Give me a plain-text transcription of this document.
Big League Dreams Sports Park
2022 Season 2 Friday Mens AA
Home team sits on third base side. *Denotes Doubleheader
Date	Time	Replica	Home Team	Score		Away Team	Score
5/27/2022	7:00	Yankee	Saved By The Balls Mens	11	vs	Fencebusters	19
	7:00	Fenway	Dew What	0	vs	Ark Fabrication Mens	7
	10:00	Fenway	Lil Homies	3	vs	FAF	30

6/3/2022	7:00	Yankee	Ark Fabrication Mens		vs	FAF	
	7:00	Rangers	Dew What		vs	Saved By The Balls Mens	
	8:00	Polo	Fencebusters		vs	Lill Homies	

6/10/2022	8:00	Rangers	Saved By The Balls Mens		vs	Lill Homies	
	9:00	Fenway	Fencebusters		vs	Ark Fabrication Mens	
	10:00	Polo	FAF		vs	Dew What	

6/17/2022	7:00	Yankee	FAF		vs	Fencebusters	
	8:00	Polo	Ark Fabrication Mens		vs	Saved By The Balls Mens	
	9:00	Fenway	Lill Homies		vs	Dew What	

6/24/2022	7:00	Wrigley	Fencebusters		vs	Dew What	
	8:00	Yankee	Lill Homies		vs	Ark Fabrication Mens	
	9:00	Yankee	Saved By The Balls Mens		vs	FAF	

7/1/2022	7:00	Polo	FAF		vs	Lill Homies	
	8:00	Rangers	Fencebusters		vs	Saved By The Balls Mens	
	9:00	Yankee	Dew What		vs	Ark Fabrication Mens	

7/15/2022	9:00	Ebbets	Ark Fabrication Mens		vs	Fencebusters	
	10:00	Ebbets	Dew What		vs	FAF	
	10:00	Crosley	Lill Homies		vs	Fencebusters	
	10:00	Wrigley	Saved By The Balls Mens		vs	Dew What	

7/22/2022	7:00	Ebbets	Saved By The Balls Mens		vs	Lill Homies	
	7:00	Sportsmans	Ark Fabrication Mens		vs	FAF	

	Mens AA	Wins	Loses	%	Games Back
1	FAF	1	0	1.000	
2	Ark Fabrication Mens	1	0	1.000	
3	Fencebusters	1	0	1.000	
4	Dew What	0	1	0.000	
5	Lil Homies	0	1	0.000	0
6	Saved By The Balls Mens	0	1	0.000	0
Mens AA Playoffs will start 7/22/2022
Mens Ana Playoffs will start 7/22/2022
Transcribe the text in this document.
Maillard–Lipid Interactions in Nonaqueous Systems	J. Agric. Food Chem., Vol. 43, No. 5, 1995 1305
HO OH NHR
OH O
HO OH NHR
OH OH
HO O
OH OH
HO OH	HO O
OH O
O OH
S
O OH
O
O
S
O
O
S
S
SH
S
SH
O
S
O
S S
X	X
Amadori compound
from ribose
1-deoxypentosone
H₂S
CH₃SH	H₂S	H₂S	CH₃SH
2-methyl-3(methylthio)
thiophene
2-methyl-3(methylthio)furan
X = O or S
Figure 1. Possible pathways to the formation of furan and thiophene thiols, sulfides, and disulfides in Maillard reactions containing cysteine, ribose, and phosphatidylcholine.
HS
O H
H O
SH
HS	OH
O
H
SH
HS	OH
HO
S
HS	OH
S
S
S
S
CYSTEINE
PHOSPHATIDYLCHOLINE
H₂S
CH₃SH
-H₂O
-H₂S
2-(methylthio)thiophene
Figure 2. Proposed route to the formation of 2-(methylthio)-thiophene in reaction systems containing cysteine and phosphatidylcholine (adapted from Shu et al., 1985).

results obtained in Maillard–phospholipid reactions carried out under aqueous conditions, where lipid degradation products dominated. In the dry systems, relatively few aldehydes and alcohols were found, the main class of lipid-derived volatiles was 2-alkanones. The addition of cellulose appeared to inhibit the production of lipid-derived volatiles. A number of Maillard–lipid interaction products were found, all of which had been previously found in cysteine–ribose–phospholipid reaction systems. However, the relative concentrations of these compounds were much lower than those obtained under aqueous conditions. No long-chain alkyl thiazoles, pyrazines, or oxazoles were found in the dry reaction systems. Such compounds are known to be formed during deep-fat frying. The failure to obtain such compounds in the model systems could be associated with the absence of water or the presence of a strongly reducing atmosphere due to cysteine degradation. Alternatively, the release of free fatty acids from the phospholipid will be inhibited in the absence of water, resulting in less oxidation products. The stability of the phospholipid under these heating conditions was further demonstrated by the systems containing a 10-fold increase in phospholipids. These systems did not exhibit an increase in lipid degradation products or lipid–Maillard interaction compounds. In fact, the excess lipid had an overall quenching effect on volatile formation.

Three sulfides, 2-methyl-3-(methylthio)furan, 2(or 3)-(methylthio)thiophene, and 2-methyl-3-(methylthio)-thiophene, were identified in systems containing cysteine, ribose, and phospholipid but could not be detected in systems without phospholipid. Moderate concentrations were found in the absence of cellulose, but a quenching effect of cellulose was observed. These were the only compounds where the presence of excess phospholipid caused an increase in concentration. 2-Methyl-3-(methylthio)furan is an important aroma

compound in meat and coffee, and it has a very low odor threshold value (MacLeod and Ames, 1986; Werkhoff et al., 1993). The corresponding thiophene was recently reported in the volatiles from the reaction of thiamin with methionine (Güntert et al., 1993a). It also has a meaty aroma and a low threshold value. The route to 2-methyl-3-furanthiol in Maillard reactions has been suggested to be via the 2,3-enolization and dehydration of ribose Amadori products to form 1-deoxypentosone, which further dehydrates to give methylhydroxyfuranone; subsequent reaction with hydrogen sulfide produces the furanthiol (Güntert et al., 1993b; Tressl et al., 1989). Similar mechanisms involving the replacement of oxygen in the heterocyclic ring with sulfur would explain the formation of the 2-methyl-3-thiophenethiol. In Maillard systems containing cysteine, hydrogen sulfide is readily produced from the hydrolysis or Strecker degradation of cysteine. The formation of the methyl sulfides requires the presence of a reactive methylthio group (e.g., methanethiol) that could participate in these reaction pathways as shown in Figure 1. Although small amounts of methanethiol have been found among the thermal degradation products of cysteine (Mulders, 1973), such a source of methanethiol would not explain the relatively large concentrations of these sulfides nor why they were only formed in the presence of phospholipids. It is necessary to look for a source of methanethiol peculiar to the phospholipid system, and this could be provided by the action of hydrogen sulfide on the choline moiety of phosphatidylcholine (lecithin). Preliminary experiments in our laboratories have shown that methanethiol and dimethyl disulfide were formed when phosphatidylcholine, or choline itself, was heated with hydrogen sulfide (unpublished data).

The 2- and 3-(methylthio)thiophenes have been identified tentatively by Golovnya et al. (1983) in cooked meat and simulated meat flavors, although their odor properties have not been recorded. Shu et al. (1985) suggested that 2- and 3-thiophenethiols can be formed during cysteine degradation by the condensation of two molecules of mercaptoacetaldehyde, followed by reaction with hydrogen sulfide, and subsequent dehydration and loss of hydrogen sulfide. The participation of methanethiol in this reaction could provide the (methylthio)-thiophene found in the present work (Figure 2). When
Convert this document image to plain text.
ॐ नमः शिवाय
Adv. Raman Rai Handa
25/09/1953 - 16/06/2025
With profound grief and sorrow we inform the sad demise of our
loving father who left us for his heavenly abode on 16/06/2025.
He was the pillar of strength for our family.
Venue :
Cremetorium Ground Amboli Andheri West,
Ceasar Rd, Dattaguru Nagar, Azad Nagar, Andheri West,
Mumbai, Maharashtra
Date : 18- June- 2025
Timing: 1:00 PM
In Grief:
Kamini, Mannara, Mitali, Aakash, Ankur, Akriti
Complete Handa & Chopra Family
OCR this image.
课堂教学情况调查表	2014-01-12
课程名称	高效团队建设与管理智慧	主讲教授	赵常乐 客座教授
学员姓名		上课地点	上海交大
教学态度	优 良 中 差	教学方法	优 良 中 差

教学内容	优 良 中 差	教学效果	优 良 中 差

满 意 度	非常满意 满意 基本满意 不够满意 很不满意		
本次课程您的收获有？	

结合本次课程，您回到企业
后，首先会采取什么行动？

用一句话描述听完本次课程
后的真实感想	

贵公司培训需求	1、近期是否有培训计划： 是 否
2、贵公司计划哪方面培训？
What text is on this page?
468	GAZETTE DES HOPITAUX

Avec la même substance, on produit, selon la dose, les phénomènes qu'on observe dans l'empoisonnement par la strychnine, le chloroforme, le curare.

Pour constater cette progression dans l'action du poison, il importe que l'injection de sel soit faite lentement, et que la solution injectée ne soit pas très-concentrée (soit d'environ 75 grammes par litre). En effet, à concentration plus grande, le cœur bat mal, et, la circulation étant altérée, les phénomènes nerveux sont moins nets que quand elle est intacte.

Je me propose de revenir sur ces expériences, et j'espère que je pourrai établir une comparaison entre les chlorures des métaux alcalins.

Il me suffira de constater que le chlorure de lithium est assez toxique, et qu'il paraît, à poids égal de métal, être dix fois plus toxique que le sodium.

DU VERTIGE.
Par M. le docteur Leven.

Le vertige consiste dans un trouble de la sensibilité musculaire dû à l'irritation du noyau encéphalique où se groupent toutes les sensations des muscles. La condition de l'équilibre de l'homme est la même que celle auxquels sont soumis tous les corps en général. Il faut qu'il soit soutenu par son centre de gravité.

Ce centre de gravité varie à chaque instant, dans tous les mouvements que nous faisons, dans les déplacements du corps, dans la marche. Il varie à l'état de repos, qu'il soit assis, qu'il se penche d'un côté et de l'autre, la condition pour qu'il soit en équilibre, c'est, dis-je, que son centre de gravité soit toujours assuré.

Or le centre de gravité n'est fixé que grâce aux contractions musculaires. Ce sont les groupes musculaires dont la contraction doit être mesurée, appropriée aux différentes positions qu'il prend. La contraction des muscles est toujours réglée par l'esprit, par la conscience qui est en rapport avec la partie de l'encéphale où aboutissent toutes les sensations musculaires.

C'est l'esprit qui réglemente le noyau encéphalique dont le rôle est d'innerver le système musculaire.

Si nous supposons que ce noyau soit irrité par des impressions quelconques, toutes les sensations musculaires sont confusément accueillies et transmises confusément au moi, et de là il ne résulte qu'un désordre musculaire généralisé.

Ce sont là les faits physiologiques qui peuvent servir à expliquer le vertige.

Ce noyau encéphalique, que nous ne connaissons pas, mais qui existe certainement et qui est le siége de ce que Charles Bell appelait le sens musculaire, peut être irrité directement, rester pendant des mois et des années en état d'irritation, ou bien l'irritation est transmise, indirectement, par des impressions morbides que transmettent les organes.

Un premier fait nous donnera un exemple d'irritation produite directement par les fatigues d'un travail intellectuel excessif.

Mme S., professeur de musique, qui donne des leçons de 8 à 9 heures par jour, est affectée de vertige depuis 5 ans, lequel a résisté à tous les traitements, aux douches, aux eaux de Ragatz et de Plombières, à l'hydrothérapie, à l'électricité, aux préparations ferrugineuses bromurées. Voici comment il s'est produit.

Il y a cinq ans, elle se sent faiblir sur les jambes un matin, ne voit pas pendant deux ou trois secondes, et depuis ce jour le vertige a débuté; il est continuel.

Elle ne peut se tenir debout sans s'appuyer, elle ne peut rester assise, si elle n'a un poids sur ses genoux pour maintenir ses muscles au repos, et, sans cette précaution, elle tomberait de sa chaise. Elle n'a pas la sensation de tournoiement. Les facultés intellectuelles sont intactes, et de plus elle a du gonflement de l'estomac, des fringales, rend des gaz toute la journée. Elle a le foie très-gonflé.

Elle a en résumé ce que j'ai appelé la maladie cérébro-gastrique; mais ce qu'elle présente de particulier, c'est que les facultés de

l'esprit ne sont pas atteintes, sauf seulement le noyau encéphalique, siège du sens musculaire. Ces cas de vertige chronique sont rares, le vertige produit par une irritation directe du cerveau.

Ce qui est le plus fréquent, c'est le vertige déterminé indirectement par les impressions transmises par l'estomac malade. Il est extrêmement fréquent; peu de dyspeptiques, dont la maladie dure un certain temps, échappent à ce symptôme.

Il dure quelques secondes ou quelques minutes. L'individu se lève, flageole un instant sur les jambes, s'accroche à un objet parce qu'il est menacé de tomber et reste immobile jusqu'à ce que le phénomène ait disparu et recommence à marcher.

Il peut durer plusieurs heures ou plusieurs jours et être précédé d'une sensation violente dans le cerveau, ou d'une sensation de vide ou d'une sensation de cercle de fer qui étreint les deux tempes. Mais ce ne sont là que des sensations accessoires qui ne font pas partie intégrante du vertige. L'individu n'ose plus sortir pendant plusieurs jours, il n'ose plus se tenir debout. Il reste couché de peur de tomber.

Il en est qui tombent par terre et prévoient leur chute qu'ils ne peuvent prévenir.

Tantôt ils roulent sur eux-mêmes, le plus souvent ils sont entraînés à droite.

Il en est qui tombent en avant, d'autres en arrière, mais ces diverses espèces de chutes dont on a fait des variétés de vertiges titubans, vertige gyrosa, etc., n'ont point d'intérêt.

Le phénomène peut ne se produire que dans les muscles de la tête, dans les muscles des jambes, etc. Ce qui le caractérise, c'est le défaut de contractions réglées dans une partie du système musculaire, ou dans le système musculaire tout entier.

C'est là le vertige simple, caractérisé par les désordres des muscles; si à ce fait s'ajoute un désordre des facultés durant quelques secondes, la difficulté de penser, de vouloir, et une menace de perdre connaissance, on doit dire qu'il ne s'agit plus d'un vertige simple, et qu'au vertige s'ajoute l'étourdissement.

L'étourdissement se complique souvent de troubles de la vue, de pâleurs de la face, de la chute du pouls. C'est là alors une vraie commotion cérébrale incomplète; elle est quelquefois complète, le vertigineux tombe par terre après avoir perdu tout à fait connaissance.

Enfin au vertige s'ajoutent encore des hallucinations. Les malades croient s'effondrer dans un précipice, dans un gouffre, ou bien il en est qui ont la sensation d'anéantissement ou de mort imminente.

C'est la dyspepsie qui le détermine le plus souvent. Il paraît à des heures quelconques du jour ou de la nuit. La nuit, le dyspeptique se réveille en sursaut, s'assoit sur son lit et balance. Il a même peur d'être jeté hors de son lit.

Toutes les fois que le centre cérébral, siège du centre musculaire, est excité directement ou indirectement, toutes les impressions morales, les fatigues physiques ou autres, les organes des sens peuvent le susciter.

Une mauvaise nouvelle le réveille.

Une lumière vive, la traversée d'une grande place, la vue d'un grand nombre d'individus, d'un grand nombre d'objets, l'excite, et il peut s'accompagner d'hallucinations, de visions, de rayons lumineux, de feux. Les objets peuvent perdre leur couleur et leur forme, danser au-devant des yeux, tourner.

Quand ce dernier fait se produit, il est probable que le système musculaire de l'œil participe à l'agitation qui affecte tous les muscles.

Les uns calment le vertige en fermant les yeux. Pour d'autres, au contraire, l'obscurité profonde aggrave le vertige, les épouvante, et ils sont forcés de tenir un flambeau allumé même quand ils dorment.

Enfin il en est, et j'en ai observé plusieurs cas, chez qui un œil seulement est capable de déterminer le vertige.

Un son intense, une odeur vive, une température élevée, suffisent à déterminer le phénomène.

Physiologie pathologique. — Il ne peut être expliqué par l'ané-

▬▬▬▬▬▬▬▬▬▬

Locate the word "hallucinations" in the data above. Copy every line carrying it.

Enfin au vertige s'ajoutent encore des hallucinations. Les malades croient s'effondrer dans un précipice, dans un gouffre, ou bien il en est qui ont la sensation d'anéantissement ou de mort imminente.
Une lumière vive, la traversée d'une grande place, la vue d'un grand nombre d'individus, d'un grand nombre d'objets, l'excite, et il peut s'accompagner d'hallucinations, de visions, de rayons lumineux, de feux. Les objets peuvent perdre leur couleur et leur forme, danser au-devant des yeux, tourner.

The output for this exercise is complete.